Restate the data below word for word. Skip any images it contains.

(Stored items)
>>>

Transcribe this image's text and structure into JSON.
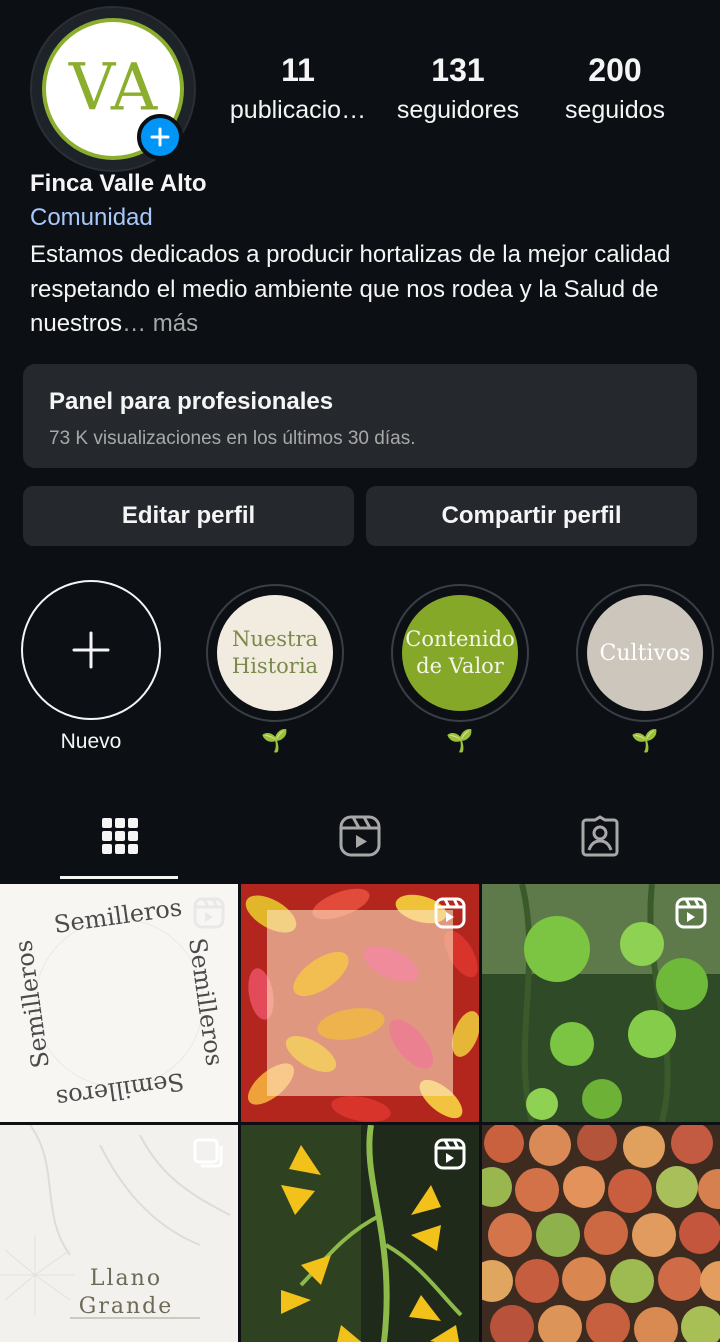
{
  "profile": {
    "avatar_monogram": "VA",
    "name": "Finca Valle Alto",
    "category": "Comunidad",
    "bio": "Estamos dedicados a producir hortalizas de la mejor calidad respetando el medio ambiente que nos rodea y la Salud de nuestros",
    "bio_more": "… más",
    "brand_color": "#8bae2f"
  },
  "stats": [
    {
      "value": "11",
      "label": "publicacio…"
    },
    {
      "value": "131",
      "label": "seguidores"
    },
    {
      "value": "200",
      "label": "seguidos"
    }
  ],
  "panel": {
    "title": "Panel para profesionales",
    "subtitle": "73 K visualizaciones en los últimos 30 días."
  },
  "buttons": {
    "edit": "Editar perfil",
    "share": "Compartir perfil"
  },
  "highlights": {
    "new_label": "Nuevo",
    "items": [
      {
        "line1": "Nuestra",
        "line2": "Historia",
        "label": "🌱"
      },
      {
        "line1": "Contenido",
        "line2": "de Valor",
        "label": "🌱"
      },
      {
        "line1": "Cultivos",
        "line2": "",
        "label": "🌱"
      }
    ]
  },
  "tabs": [
    {
      "icon": "grid-icon",
      "active": true
    },
    {
      "icon": "reels-icon",
      "active": false
    },
    {
      "icon": "tagged-icon",
      "active": false
    }
  ],
  "posts": [
    {
      "kind": "reel",
      "text": "Semilleros"
    },
    {
      "kind": "reel",
      "text": ""
    },
    {
      "kind": "reel",
      "text": ""
    },
    {
      "kind": "carousel",
      "line1": "Llano",
      "line2": "Grande"
    },
    {
      "kind": "reel",
      "text": ""
    },
    {
      "kind": "image",
      "text": ""
    }
  ]
}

<<<

- [ANSWER IN FULL]:
Transcribe this image's text and structure into JSON.
{
  "profile": {
    "avatar_monogram": "VA",
    "name": "Finca Valle Alto",
    "category": "Comunidad",
    "bio": "Estamos dedicados a producir hortalizas de la mejor calidad respetando el medio ambiente que nos rodea y la Salud de nuestros",
    "bio_more": "… más",
    "brand_color": "#8bae2f"
  },
  "stats": [
    {
      "value": "11",
      "label": "publicacio…"
    },
    {
      "value": "131",
      "label": "seguidores"
    },
    {
      "value": "200",
      "label": "seguidos"
    }
  ],
  "panel": {
    "title": "Panel para profesionales",
    "subtitle": "73 K visualizaciones en los últimos 30 días."
  },
  "buttons": {
    "edit": "Editar perfil",
    "share": "Compartir perfil"
  },
  "highlights": {
    "new_label": "Nuevo",
    "items": [
      {
        "line1": "Nuestra",
        "line2": "Historia",
        "label": "🌱"
      },
      {
        "line1": "Contenido",
        "line2": "de Valor",
        "label": "🌱"
      },
      {
        "line1": "Cultivos",
        "line2": "",
        "label": "🌱"
      }
    ]
  },
  "tabs": [
    {
      "icon": "grid-icon",
      "active": true
    },
    {
      "icon": "reels-icon",
      "active": false
    },
    {
      "icon": "tagged-icon",
      "active": false
    }
  ],
  "posts": [
    {
      "kind": "reel",
      "text": "Semilleros"
    },
    {
      "kind": "reel",
      "text": ""
    },
    {
      "kind": "reel",
      "text": ""
    },
    {
      "kind": "carousel",
      "line1": "Llano",
      "line2": "Grande"
    },
    {
      "kind": "reel",
      "text": ""
    },
    {
      "kind": "image",
      "text": ""
    }
  ]
}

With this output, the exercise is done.